◆ About this exercise: Locate every line in the material below that has the word "solution". Copy each of those lines.

-*-

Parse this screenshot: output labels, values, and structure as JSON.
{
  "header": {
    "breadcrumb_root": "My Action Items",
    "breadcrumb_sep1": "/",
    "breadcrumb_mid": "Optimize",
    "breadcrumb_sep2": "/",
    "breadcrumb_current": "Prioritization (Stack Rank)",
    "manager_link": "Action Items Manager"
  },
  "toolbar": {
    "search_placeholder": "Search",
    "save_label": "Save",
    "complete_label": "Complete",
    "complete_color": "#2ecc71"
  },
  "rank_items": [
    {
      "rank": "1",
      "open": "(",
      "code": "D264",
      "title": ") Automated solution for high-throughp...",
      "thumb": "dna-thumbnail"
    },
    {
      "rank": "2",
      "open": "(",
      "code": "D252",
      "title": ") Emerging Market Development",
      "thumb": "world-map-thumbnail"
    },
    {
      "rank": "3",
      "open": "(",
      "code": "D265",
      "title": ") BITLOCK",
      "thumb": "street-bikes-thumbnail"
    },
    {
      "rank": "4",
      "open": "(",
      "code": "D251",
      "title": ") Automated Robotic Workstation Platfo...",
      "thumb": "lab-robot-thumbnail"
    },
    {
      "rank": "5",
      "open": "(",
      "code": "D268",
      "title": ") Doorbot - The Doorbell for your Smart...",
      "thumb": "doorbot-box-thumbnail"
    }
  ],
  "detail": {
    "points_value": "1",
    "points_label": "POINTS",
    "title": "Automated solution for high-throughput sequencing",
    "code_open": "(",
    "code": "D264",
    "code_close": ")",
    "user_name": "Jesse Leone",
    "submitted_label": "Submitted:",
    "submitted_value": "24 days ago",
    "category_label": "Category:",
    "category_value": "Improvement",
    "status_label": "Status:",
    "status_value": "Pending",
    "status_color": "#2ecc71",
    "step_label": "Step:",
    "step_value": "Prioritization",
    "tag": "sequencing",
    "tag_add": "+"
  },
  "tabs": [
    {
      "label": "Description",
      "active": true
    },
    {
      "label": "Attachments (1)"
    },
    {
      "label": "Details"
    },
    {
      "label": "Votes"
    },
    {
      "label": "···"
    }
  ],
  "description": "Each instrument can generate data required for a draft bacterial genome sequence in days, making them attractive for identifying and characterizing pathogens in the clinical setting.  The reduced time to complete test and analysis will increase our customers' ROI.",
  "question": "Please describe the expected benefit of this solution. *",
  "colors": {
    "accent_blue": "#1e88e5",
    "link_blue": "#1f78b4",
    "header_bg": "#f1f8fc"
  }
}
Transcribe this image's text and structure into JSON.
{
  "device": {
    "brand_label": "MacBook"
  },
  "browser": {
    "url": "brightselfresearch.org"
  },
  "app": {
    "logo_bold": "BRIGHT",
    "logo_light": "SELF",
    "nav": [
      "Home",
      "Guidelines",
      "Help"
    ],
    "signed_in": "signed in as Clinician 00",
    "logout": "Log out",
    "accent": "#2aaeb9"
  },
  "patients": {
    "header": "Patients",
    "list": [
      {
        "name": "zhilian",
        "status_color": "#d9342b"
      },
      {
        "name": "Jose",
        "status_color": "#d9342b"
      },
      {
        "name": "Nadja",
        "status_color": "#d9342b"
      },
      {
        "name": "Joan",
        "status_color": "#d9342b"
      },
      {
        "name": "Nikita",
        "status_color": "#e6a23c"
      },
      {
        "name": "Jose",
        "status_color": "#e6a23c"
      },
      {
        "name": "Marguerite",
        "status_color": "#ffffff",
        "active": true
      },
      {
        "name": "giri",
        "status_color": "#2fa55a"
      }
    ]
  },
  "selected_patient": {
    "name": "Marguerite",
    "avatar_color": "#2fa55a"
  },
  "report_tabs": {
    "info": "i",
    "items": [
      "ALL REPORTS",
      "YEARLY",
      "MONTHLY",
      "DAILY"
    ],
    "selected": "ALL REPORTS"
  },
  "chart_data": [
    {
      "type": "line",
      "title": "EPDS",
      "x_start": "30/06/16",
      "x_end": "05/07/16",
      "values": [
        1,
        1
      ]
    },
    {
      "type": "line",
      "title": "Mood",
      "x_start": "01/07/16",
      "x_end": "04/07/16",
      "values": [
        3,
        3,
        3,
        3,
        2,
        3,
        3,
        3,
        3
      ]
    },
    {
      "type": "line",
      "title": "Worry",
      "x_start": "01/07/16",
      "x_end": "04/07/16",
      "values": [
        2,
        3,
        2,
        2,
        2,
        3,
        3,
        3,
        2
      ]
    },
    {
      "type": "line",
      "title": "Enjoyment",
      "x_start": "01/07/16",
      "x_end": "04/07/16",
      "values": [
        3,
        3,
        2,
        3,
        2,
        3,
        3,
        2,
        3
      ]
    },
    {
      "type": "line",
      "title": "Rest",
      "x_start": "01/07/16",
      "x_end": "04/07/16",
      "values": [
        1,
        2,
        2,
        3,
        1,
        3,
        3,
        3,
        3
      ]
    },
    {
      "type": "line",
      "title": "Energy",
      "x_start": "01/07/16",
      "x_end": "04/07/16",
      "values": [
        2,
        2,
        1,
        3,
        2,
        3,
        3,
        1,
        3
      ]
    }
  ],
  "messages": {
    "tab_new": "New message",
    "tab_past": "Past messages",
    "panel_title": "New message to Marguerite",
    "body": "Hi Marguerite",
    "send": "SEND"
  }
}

-*-

◆ Result:
      "title": ") Automated solution for high-throughp...",
    "title": "Automated solution for high-throughput sequencing",
  "question": "Please describe the expected benefit of this solution. *",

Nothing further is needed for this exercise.